## The problem
Your task is to reproduce the material exactly.

## Data extract

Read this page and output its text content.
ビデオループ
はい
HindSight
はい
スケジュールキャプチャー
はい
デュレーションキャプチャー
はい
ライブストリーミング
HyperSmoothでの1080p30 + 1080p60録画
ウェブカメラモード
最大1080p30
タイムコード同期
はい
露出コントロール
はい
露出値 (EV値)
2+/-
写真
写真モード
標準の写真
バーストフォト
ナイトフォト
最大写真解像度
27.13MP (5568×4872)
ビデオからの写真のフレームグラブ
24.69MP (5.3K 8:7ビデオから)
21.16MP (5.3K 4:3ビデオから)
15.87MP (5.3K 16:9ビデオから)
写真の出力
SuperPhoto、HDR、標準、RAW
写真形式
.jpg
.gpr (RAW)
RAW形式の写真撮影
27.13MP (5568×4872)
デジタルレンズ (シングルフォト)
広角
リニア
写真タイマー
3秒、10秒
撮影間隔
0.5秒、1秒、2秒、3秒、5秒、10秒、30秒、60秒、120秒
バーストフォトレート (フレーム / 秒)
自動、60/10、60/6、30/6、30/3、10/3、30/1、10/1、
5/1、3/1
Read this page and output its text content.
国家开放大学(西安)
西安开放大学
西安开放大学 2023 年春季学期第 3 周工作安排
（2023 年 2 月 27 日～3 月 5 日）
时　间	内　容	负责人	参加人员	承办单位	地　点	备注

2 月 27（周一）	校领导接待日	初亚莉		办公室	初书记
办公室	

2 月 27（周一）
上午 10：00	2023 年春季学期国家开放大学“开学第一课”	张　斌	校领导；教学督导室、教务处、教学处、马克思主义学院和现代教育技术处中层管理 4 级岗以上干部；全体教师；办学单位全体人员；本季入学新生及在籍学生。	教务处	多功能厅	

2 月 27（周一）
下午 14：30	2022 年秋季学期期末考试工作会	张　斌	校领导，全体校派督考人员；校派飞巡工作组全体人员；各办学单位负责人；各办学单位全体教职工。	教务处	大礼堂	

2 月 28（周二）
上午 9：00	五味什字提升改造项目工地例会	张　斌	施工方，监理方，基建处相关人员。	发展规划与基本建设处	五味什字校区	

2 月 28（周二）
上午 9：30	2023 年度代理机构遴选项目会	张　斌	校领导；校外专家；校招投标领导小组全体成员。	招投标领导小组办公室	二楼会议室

## Complete output
Read this page and output its text content.
ビデオループ
はい
HindSight
はい
スケジュールキャプチャー
はい
デュレーションキャプチャー
はい
ライブストリーミング
HyperSmoothでの1080p30 + 1080p60録画
ウェブカメラモード
最大1080p30
タイムコード同期
はい
露出コントロール
はい
露出値 (EV値)
2+/-
写真
写真モード
標準の写真
バーストフォト
ナイトフォト
最大写真解像度
27.13MP (5568×4872)
ビデオからの写真のフレームグラブ
24.69MP (5.3K 8:7ビデオから)
21.16MP (5.3K 4:3ビデオから)
15.87MP (5.3K 16:9ビデオから)
写真の出力
SuperPhoto、HDR、標準、RAW
写真形式
.jpg
.gpr (RAW)
RAW形式の写真撮影
27.13MP (5568×4872)
デジタルレンズ (シングルフォト)
広角
リニア
写真タイマー
3秒、10秒
撮影間隔
0.5秒、1秒、2秒、3秒、5秒、10秒、30秒、60秒、120秒
バーストフォトレート (フレーム / 秒)
自動、60/10、60/6、30/6、30/3、10/3、30/1、10/1、
5/1、3/1
Read this page and output its text content.
国家开放大学(西安)
西安开放大学
西安开放大学 2023 年春季学期第 3 周工作安排
（2023 年 2 月 27 日～3 月 5 日）
时　间	内　容	负责人	参加人员	承办单位	地　点	备注

2 月 27（周一）	校领导接待日	初亚莉		办公室	初书记
办公室	

2 月 27（周一）
上午 10：00	2023 年春季学期国家开放大学“开学第一课”	张　斌	校领导；教学督导室、教务处、教学处、马克思主义学院和现代教育技术处中层管理 4 级岗以上干部；全体教师；办学单位全体人员；本季入学新生及在籍学生。	教务处	多功能厅	

2 月 27（周一）
下午 14：30	2022 年秋季学期期末考试工作会	张　斌	校领导，全体校派督考人员；校派飞巡工作组全体人员；各办学单位负责人；各办学单位全体教职工。	教务处	大礼堂	

2 月 28（周二）
上午 9：00	五味什字提升改造项目工地例会	张　斌	施工方，监理方，基建处相关人员。	发展规划与基本建设处	五味什字校区	

2 月 28（周二）
上午 9：30	2023 年度代理机构遴选项目会	张　斌	校领导；校外专家；校招投标领导小组全体成员。	招投标领导小组办公室	二楼会议室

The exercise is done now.